▶ [DIRECTIVE] Each entry below is to be duplicated verbatim.

## Begin DATA SHOWN

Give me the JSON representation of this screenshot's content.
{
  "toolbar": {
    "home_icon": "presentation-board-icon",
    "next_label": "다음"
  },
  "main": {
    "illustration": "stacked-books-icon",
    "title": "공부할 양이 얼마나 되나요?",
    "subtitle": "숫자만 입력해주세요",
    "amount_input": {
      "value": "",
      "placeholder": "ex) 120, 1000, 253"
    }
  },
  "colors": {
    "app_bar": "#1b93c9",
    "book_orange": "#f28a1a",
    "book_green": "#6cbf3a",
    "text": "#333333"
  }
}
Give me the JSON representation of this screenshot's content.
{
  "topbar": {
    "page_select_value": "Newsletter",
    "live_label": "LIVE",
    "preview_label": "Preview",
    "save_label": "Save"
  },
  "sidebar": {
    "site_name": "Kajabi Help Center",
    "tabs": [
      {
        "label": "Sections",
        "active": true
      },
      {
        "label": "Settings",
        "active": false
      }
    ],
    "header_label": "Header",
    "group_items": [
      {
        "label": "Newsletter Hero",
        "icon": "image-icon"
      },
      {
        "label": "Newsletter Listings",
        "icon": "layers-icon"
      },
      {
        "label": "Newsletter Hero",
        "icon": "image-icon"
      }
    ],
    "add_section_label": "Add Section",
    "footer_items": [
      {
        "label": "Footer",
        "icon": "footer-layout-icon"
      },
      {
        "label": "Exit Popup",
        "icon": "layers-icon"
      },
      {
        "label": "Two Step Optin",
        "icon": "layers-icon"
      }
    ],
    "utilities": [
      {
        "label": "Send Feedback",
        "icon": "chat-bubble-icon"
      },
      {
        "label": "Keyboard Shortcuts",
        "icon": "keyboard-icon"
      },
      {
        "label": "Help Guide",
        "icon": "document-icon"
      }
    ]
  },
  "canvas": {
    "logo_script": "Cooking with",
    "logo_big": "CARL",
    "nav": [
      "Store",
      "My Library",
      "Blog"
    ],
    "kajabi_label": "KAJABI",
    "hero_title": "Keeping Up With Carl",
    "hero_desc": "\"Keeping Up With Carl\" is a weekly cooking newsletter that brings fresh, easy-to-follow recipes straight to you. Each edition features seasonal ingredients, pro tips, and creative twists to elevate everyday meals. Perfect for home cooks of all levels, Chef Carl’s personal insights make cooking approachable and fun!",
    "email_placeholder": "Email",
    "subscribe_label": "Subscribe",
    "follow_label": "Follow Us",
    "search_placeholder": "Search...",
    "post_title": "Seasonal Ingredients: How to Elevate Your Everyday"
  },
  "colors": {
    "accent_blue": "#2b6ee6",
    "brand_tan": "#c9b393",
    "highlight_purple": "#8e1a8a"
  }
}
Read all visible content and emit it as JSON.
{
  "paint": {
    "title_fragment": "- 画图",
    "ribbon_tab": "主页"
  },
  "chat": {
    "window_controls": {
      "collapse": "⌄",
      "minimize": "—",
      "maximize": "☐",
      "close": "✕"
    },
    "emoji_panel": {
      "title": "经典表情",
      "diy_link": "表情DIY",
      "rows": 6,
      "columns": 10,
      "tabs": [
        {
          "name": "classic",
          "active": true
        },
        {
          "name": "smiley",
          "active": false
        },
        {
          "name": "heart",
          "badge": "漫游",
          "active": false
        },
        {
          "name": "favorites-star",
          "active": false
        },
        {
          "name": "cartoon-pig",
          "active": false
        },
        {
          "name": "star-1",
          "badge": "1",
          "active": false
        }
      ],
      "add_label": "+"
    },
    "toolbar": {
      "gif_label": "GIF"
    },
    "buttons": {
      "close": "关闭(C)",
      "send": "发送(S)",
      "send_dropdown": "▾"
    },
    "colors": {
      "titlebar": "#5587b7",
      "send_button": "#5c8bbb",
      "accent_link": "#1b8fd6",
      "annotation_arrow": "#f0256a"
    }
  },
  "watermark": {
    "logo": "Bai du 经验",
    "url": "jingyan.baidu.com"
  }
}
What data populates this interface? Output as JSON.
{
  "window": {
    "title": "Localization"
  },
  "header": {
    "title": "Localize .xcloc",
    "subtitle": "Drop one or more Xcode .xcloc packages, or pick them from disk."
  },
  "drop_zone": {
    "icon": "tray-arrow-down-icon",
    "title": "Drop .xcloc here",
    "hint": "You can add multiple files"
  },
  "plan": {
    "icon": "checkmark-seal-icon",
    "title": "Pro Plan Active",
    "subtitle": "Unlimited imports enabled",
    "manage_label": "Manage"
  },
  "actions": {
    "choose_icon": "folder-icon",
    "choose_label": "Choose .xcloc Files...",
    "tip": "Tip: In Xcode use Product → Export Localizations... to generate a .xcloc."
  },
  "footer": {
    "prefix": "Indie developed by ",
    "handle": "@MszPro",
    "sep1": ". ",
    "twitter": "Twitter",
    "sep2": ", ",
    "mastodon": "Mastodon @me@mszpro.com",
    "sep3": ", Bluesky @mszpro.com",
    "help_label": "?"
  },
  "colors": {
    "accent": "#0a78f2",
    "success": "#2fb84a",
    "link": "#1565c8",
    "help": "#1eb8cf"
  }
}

## End DATA SHOWN

▶ [FINISHED EXERCISE]
Give me the JSON representation of this screenshot's content.
{
  "toolbar": {
    "home_icon": "presentation-board-icon",
    "next_label": "다음"
  },
  "main": {
    "illustration": "stacked-books-icon",
    "title": "공부할 양이 얼마나 되나요?",
    "subtitle": "숫자만 입력해주세요",
    "amount_input": {
      "value": "",
      "placeholder": "ex) 120, 1000, 253"
    }
  },
  "colors": {
    "app_bar": "#1b93c9",
    "book_orange": "#f28a1a",
    "book_green": "#6cbf3a",
    "text": "#333333"
  }
}
Give me the JSON representation of this screenshot's content.
{
  "topbar": {
    "page_select_value": "Newsletter",
    "live_label": "LIVE",
    "preview_label": "Preview",
    "save_label": "Save"
  },
  "sidebar": {
    "site_name": "Kajabi Help Center",
    "tabs": [
      {
        "label": "Sections",
        "active": true
      },
      {
        "label": "Settings",
        "active": false
      }
    ],
    "header_label": "Header",
    "group_items": [
      {
        "label": "Newsletter Hero",
        "icon": "image-icon"
      },
      {
        "label": "Newsletter Listings",
        "icon": "layers-icon"
      },
      {
        "label": "Newsletter Hero",
        "icon": "image-icon"
      }
    ],
    "add_section_label": "Add Section",
    "footer_items": [
      {
        "label": "Footer",
        "icon": "footer-layout-icon"
      },
      {
        "label": "Exit Popup",
        "icon": "layers-icon"
      },
      {
        "label": "Two Step Optin",
        "icon": "layers-icon"
      }
    ],
    "utilities": [
      {
        "label": "Send Feedback",
        "icon": "chat-bubble-icon"
      },
      {
        "label": "Keyboard Shortcuts",
        "icon": "keyboard-icon"
      },
      {
        "label": "Help Guide",
        "icon": "document-icon"
      }
    ]
  },
  "canvas": {
    "logo_script": "Cooking with",
    "logo_big": "CARL",
    "nav": [
      "Store",
      "My Library",
      "Blog"
    ],
    "kajabi_label": "KAJABI",
    "hero_title": "Keeping Up With Carl",
    "hero_desc": "\"Keeping Up With Carl\" is a weekly cooking newsletter that brings fresh, easy-to-follow recipes straight to you. Each edition features seasonal ingredients, pro tips, and creative twists to elevate everyday meals. Perfect for home cooks of all levels, Chef Carl’s personal insights make cooking approachable and fun!",
    "email_placeholder": "Email",
    "subscribe_label": "Subscribe",
    "follow_label": "Follow Us",
    "search_placeholder": "Search...",
    "post_title": "Seasonal Ingredients: How to Elevate Your Everyday"
  },
  "colors": {
    "accent_blue": "#2b6ee6",
    "brand_tan": "#c9b393",
    "highlight_purple": "#8e1a8a"
  }
}
Read all visible content and emit it as JSON.
{
  "paint": {
    "title_fragment": "- 画图",
    "ribbon_tab": "主页"
  },
  "chat": {
    "window_controls": {
      "collapse": "⌄",
      "minimize": "—",
      "maximize": "☐",
      "close": "✕"
    },
    "emoji_panel": {
      "title": "经典表情",
      "diy_link": "表情DIY",
      "rows": 6,
      "columns": 10,
      "tabs": [
        {
          "name": "classic",
          "active": true
        },
        {
          "name": "smiley",
          "active": false
        },
        {
          "name": "heart",
          "badge": "漫游",
          "active": false
        },
        {
          "name": "favorites-star",
          "active": false
        },
        {
          "name": "cartoon-pig",
          "active": false
        },
        {
          "name": "star-1",
          "badge": "1",
          "active": false
        }
      ],
      "add_label": "+"
    },
    "toolbar": {
      "gif_label": "GIF"
    },
    "buttons": {
      "close": "关闭(C)",
      "send": "发送(S)",
      "send_dropdown": "▾"
    },
    "colors": {
      "titlebar": "#5587b7",
      "send_button": "#5c8bbb",
      "accent_link": "#1b8fd6",
      "annotation_arrow": "#f0256a"
    }
  },
  "watermark": {
    "logo": "Bai du 经验",
    "url": "jingyan.baidu.com"
  }
}
What data populates this interface? Output as JSON.
{
  "window": {
    "title": "Localization"
  },
  "header": {
    "title": "Localize .xcloc",
    "subtitle": "Drop one or more Xcode .xcloc packages, or pick them from disk."
  },
  "drop_zone": {
    "icon": "tray-arrow-down-icon",
    "title": "Drop .xcloc here",
    "hint": "You can add multiple files"
  },
  "plan": {
    "icon": "checkmark-seal-icon",
    "title": "Pro Plan Active",
    "subtitle": "Unlimited imports enabled",
    "manage_label": "Manage"
  },
  "actions": {
    "choose_icon": "folder-icon",
    "choose_label": "Choose .xcloc Files...",
    "tip": "Tip: In Xcode use Product → Export Localizations... to generate a .xcloc."
  },
  "footer": {
    "prefix": "Indie developed by ",
    "handle": "@MszPro",
    "sep1": ". ",
    "twitter": "Twitter",
    "sep2": ", ",
    "mastodon": "Mastodon @me@mszpro.com",
    "sep3": ", Bluesky @mszpro.com",
    "help_label": "?"
  },
  "colors": {
    "accent": "#0a78f2",
    "success": "#2fb84a",
    "link": "#1565c8",
    "help": "#1eb8cf"
  }
}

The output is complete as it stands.